Identify each line below that contains the word "icon", and copy it out.

_INFORMATION SUPPLIED:_
===============
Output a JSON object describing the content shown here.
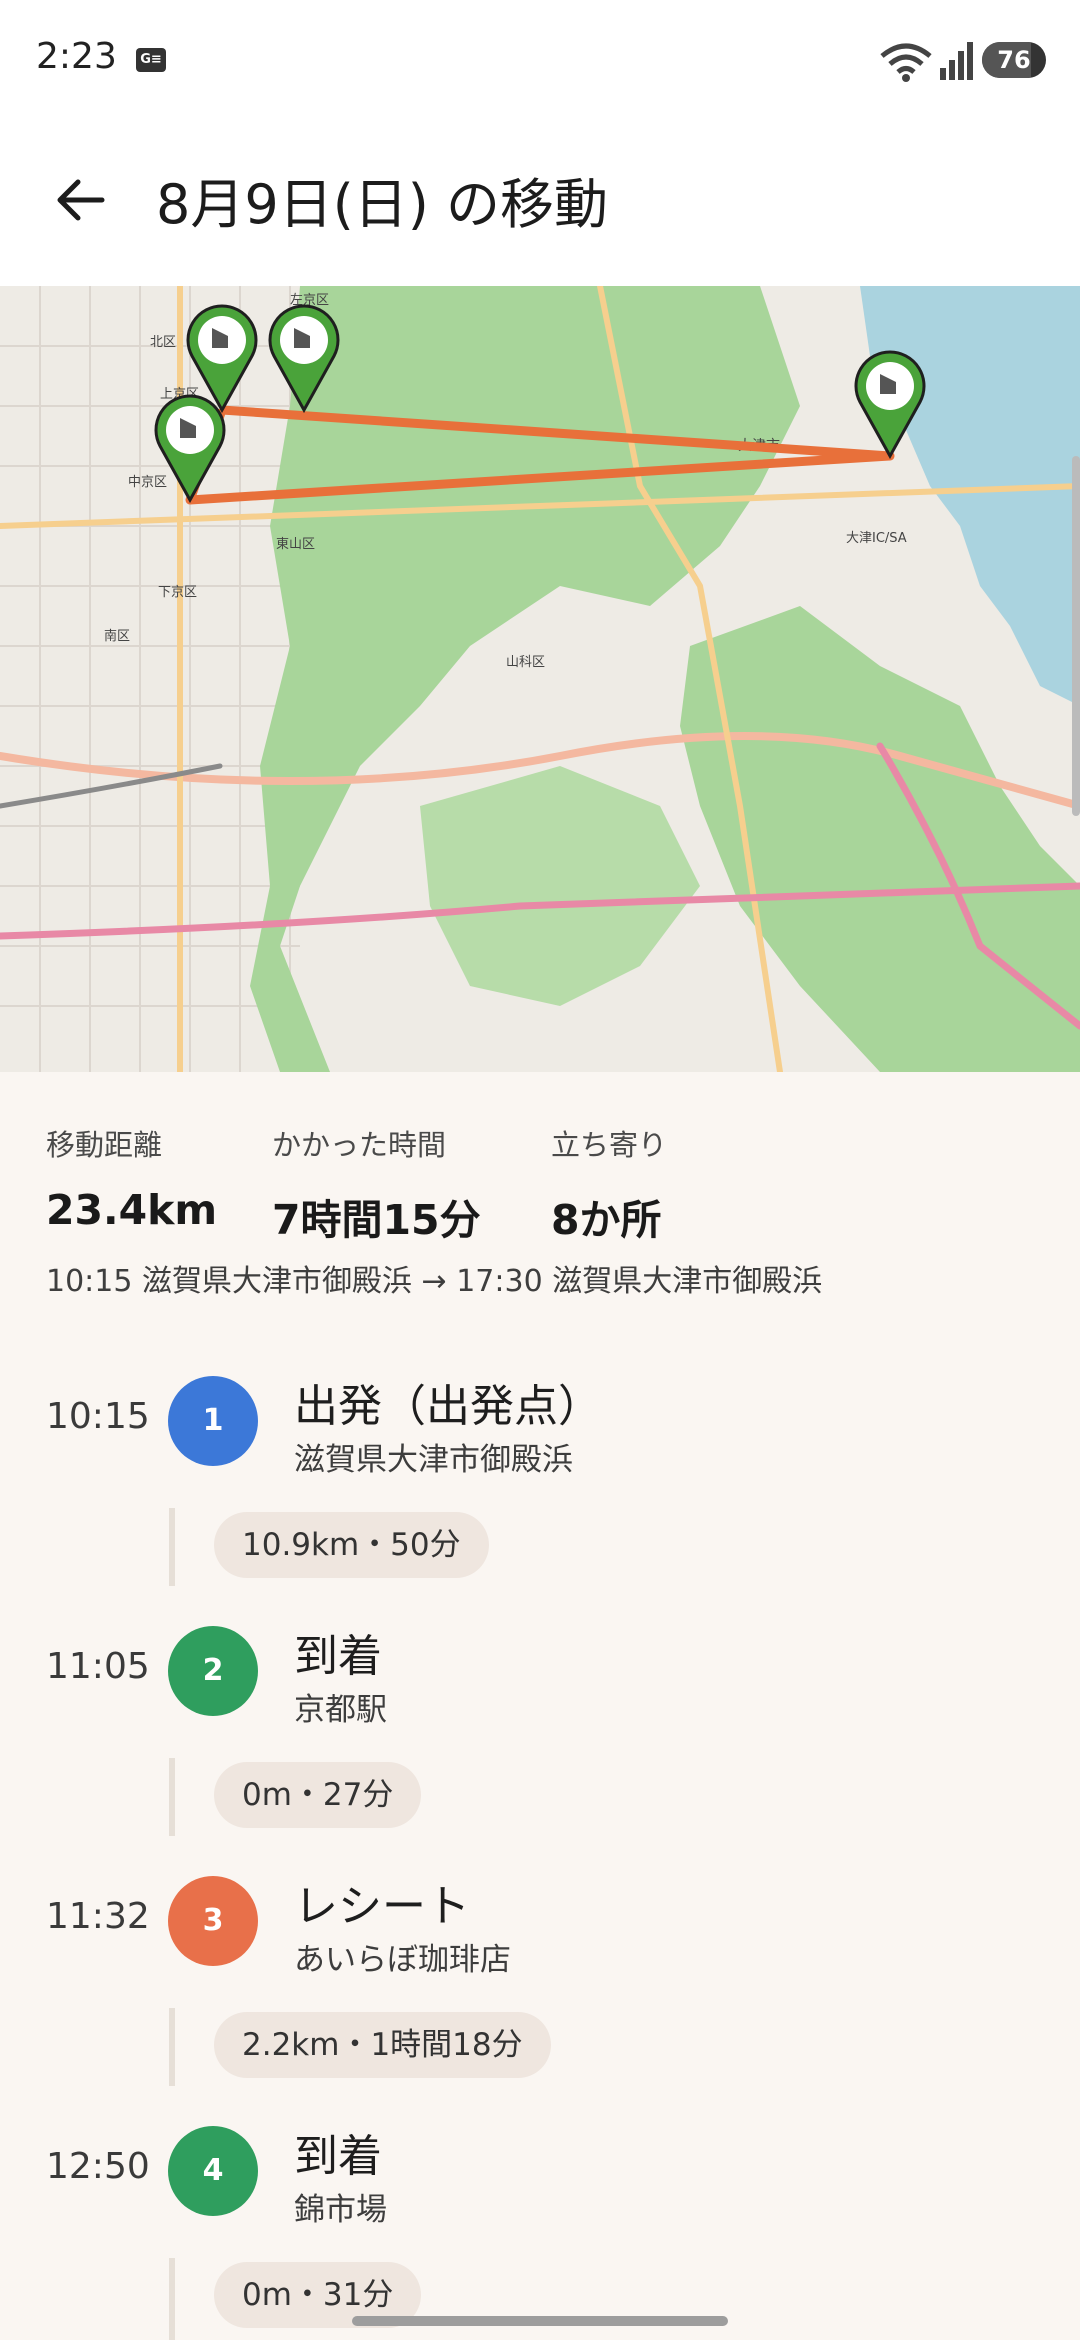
{
  "status_bar": {
    "time": "2:23",
    "badge": "G≡",
    "battery_level": "76",
    "battery_fraction": 0.76
  },
  "header": {
    "title": "8月9日(日) の移動",
    "back_icon": "arrow-left-icon"
  },
  "map": {
    "labels": {
      "sakyo": "左京区",
      "kita": "北区",
      "kamigyo": "上京区",
      "nakagyo": "中京区",
      "higashiyama": "東山区",
      "shimogyo": "下京区",
      "minami": "南区",
      "yamashina": "山科区",
      "otsu": "大津市",
      "otsu_ic": "大津IC/SA"
    },
    "route_color": "#e8703a",
    "pin_color": "#4aa33a",
    "pin_icon": "pointing-hand-icon"
  },
  "summary": {
    "distance_label": "移動距離",
    "distance_value": "23.4km",
    "duration_label": "かかった時間",
    "duration_value": "7時間15分",
    "stops_label": "立ち寄り",
    "stops_value": "8か所",
    "route_text": "10:15 滋賀県大津市御殿浜 → 17:30 滋賀県大津市御殿浜"
  },
  "timeline": {
    "items": [
      {
        "time": "10:15",
        "number": "1",
        "title": "出発（出発点）",
        "subtitle": "滋賀県大津市御殿浜",
        "color": "#3c78d8"
      },
      {
        "time": "11:05",
        "number": "2",
        "title": "到着",
        "subtitle": "京都駅",
        "color": "#2f9e5e"
      },
      {
        "time": "11:32",
        "number": "3",
        "title": "レシート",
        "subtitle": "あいらぼ珈琲店",
        "color": "#e8704a"
      },
      {
        "time": "12:50",
        "number": "4",
        "title": "到着",
        "subtitle": "錦市場",
        "color": "#2f9e5e"
      }
    ],
    "legs": [
      "10.9km・50分",
      "0m・27分",
      "2.2km・1時間18分",
      "0m・31分"
    ]
  }
}
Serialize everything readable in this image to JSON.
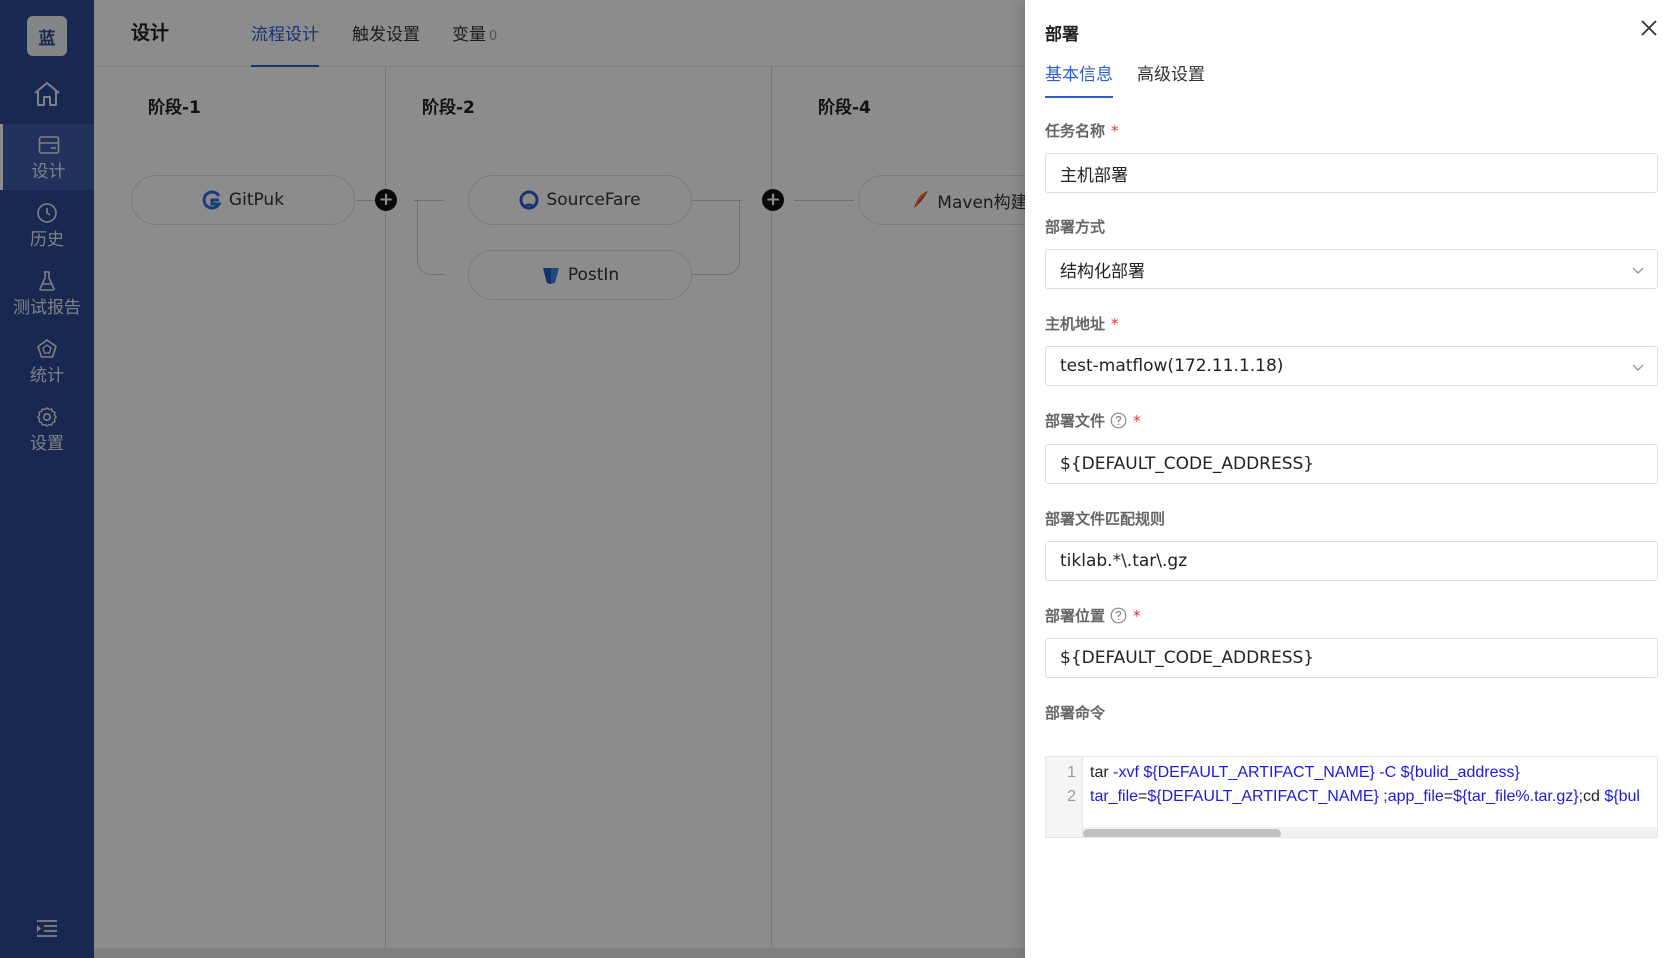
{
  "sidebar": {
    "logo_text": "蓝",
    "home_icon": "home-icon",
    "items": [
      {
        "label": "设计",
        "icon": "design-icon",
        "active": true
      },
      {
        "label": "历史",
        "icon": "clock-icon",
        "active": false
      },
      {
        "label": "测试报告",
        "icon": "flask-icon",
        "active": false
      },
      {
        "label": "统计",
        "icon": "stats-icon",
        "active": false
      },
      {
        "label": "设置",
        "icon": "gear-icon",
        "active": false
      }
    ],
    "collapse_icon": "menu-collapse-icon",
    "bg_color": "#2c4a93"
  },
  "header": {
    "title": "设计",
    "tabs": [
      {
        "label": "流程设计",
        "active": true
      },
      {
        "label": "触发设置",
        "active": false
      },
      {
        "label": "变量",
        "badge": "0",
        "active": false
      }
    ]
  },
  "pipeline": {
    "stages": [
      {
        "title": "阶段-1",
        "tasks": [
          "GitPuk"
        ]
      },
      {
        "title": "阶段-2",
        "tasks": [
          "SourceFare",
          "PostIn"
        ]
      },
      {
        "title": "阶段-4",
        "tasks": [
          "Maven构建"
        ]
      }
    ],
    "add_symbol": "+"
  },
  "drawer": {
    "title": "部署",
    "tabs": [
      {
        "label": "基本信息",
        "active": true
      },
      {
        "label": "高级设置",
        "active": false
      }
    ],
    "fields": {
      "task_name": {
        "label": "任务名称",
        "value": "主机部署",
        "required": true
      },
      "deploy_method": {
        "label": "部署方式",
        "value": "结构化部署"
      },
      "host_address": {
        "label": "主机地址",
        "value": "test-matflow(172.11.1.18)",
        "required": true
      },
      "deploy_file": {
        "label": "部署文件",
        "value": "${DEFAULT_CODE_ADDRESS}",
        "required": true
      },
      "deploy_file_pattern": {
        "label": "部署文件匹配规则",
        "value": "tiklab.*\\.tar\\.gz"
      },
      "deploy_location": {
        "label": "部署位置",
        "value": "${DEFAULT_CODE_ADDRESS}",
        "required": true
      },
      "deploy_command": {
        "label": "部署命令",
        "lines": [
          {
            "no": "1",
            "parts": [
              {
                "t": "tar ",
                "plain": true
              },
              {
                "t": "-xvf  ${DEFAULT_ARTIFACT_NAME} -C ${bulid_address}",
                "plain": false
              }
            ]
          },
          {
            "no": "2",
            "parts": [
              {
                "t": "tar_file",
                "plain": false
              },
              {
                "t": "=",
                "plain": true
              },
              {
                "t": "${DEFAULT_ARTIFACT_NAME} ;app_file",
                "plain": false
              },
              {
                "t": "=",
                "plain": true
              },
              {
                "t": "${tar_file%.tar.gz}",
                "plain": false
              },
              {
                "t": ";cd ",
                "plain": true
              },
              {
                "t": "${bul",
                "plain": false
              }
            ]
          }
        ]
      }
    },
    "required_mark": "*",
    "help_icon": "question-circle-icon",
    "close_icon": "close-icon",
    "accent_color": "#2c5dcf"
  }
}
===============
_WRITTEN ANSWER:_
    "back_icon": "arrow-left-icon"
    "pin_icon": "pointing-hand-icon"
    "home_icon": "home-icon",
        "icon": "design-icon",
        "icon": "clock-icon",
        "icon": "flask-icon",
        "icon": "stats-icon",
        "icon": "gear-icon",
    "collapse_icon": "menu-collapse-icon",
    "help_icon": "question-circle-icon",
    "close_icon": "close-icon",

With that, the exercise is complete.